## Stated task
Check every line for the word "JSON" and state how many lines have it. Reply with the number alone.
:: Records to use
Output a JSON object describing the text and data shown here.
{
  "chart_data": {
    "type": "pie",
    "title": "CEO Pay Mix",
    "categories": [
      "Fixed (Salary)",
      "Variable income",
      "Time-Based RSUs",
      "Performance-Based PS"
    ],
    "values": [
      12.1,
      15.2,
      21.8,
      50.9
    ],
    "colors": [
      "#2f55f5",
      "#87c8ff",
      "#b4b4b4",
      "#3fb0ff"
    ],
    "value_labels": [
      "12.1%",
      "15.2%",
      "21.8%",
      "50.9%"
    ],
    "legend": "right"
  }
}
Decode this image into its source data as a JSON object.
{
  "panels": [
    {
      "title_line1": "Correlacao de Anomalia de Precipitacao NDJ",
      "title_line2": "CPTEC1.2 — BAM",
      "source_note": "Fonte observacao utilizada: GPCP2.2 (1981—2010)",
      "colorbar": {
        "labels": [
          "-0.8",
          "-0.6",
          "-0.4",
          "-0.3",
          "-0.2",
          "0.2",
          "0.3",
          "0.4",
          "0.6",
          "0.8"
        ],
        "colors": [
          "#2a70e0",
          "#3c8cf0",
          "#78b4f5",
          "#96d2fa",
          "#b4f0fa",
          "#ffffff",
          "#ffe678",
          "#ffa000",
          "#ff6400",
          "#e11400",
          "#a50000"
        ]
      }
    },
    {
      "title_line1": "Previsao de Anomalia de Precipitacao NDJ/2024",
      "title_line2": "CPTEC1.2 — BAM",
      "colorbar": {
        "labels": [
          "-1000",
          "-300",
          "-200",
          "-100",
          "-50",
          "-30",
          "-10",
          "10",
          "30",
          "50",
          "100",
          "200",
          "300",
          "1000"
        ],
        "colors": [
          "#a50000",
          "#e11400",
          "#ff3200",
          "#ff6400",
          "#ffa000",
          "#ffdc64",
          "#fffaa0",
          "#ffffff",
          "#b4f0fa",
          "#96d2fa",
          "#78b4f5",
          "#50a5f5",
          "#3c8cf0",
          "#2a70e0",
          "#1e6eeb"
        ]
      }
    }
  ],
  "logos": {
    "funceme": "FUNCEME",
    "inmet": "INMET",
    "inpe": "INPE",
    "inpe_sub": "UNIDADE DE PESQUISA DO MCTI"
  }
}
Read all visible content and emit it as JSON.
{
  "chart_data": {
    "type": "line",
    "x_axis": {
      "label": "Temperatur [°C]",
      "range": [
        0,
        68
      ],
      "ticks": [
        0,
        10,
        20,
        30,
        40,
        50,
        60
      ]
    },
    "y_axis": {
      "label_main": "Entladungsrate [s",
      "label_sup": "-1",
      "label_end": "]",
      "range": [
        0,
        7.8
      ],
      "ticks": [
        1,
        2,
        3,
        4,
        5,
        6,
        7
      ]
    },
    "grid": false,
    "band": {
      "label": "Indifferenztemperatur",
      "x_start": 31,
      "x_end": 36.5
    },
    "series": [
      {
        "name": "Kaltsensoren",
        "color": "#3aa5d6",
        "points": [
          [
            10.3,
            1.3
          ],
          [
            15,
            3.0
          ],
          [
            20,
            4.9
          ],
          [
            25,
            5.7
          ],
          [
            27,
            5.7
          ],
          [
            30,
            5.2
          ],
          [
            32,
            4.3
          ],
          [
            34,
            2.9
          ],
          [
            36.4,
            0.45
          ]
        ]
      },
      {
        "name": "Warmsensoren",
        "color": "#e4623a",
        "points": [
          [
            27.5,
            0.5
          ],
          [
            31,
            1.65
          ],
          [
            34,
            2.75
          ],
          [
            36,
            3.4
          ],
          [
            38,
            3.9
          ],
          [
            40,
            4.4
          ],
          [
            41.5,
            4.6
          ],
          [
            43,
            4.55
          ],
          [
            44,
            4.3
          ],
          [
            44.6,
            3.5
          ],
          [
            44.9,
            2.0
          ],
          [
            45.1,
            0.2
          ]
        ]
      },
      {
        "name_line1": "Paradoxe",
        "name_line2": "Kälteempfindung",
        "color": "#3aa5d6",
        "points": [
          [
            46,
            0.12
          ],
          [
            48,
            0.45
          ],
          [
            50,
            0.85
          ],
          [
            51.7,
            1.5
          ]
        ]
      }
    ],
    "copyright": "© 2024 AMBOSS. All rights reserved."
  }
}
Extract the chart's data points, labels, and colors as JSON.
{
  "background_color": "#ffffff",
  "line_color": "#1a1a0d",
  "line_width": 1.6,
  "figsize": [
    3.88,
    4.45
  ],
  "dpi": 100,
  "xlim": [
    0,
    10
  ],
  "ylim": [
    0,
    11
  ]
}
::::
## The result
4